Problem statement:
Each record must be retyped in full. No character may differ.
### Task material
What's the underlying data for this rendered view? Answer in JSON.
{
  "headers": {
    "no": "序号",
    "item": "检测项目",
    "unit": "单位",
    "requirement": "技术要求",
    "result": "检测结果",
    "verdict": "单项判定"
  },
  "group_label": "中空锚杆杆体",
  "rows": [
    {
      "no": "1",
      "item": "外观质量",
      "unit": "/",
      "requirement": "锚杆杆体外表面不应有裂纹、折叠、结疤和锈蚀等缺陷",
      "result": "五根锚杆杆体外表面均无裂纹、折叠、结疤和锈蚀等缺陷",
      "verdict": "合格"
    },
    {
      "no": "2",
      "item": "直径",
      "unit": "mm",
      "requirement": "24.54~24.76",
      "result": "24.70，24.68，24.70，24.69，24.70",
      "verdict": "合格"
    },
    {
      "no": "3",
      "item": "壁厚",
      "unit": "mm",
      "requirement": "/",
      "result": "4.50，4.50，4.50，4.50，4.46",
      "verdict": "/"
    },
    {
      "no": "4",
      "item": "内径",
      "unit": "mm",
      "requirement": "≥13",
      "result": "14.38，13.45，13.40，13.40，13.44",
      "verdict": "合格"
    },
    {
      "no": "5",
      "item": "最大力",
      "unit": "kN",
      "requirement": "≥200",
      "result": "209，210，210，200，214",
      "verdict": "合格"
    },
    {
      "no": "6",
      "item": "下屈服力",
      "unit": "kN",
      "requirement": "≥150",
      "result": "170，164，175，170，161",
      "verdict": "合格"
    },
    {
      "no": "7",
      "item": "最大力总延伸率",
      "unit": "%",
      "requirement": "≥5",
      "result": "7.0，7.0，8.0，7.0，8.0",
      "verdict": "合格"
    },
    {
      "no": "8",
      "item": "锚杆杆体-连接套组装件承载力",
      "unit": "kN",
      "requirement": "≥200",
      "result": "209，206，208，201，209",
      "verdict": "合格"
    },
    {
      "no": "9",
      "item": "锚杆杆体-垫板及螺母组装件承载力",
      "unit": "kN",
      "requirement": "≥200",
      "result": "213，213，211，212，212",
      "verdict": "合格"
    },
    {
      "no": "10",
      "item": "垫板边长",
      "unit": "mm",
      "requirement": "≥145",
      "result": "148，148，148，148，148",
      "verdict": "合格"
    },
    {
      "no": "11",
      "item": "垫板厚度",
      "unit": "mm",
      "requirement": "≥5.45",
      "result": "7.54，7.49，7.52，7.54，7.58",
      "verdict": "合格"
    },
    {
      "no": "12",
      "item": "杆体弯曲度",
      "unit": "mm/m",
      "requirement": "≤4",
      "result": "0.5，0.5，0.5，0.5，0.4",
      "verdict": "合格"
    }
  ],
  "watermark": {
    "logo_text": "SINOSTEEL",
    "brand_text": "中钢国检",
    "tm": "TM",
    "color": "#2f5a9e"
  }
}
######
Solution to this problem:
What's the underlying data for this rendered view? Answer in JSON.
{
  "headers": {
    "no": "序号",
    "item": "检测项目",
    "unit": "单位",
    "requirement": "技术要求",
    "result": "检测结果",
    "verdict": "单项判定"
  },
  "group_label": "中空锚杆杆体",
  "rows": [
    {
      "no": "1",
      "item": "外观质量",
      "unit": "/",
      "requirement": "锚杆杆体外表面不应有裂纹、折叠、结疤和锈蚀等缺陷",
      "result": "五根锚杆杆体外表面均无裂纹、折叠、结疤和锈蚀等缺陷",
      "verdict": "合格"
    },
    {
      "no": "2",
      "item": "直径",
      "unit": "mm",
      "requirement": "24.54~24.76",
      "result": "24.70，24.68，24.70，24.69，24.70",
      "verdict": "合格"
    },
    {
      "no": "3",
      "item": "壁厚",
      "unit": "mm",
      "requirement": "/",
      "result": "4.50，4.50，4.50，4.50，4.46",
      "verdict": "/"
    },
    {
      "no": "4",
      "item": "内径",
      "unit": "mm",
      "requirement": "≥13",
      "result": "14.38，13.45，13.40，13.40，13.44",
      "verdict": "合格"
    },
    {
      "no": "5",
      "item": "最大力",
      "unit": "kN",
      "requirement": "≥200",
      "result": "209，210，210，200，214",
      "verdict": "合格"
    },
    {
      "no": "6",
      "item": "下屈服力",
      "unit": "kN",
      "requirement": "≥150",
      "result": "170，164，175，170，161",
      "verdict": "合格"
    },
    {
      "no": "7",
      "item": "最大力总延伸率",
      "unit": "%",
      "requirement": "≥5",
      "result": "7.0，7.0，8.0，7.0，8.0",
      "verdict": "合格"
    },
    {
      "no": "8",
      "item": "锚杆杆体-连接套组装件承载力",
      "unit": "kN",
      "requirement": "≥200",
      "result": "209，206，208，201，209",
      "verdict": "合格"
    },
    {
      "no": "9",
      "item": "锚杆杆体-垫板及螺母组装件承载力",
      "unit": "kN",
      "requirement": "≥200",
      "result": "213，213，211，212，212",
      "verdict": "合格"
    },
    {
      "no": "10",
      "item": "垫板边长",
      "unit": "mm",
      "requirement": "≥145",
      "result": "148，148，148，148，148",
      "verdict": "合格"
    },
    {
      "no": "11",
      "item": "垫板厚度",
      "unit": "mm",
      "requirement": "≥5.45",
      "result": "7.54，7.49，7.52，7.54，7.58",
      "verdict": "合格"
    },
    {
      "no": "12",
      "item": "杆体弯曲度",
      "unit": "mm/m",
      "requirement": "≤4",
      "result": "0.5，0.5，0.5，0.5，0.4",
      "verdict": "合格"
    }
  ],
  "watermark": {
    "logo_text": "SINOSTEEL",
    "brand_text": "中钢国检",
    "tm": "TM",
    "color": "#2f5a9e"
  }
}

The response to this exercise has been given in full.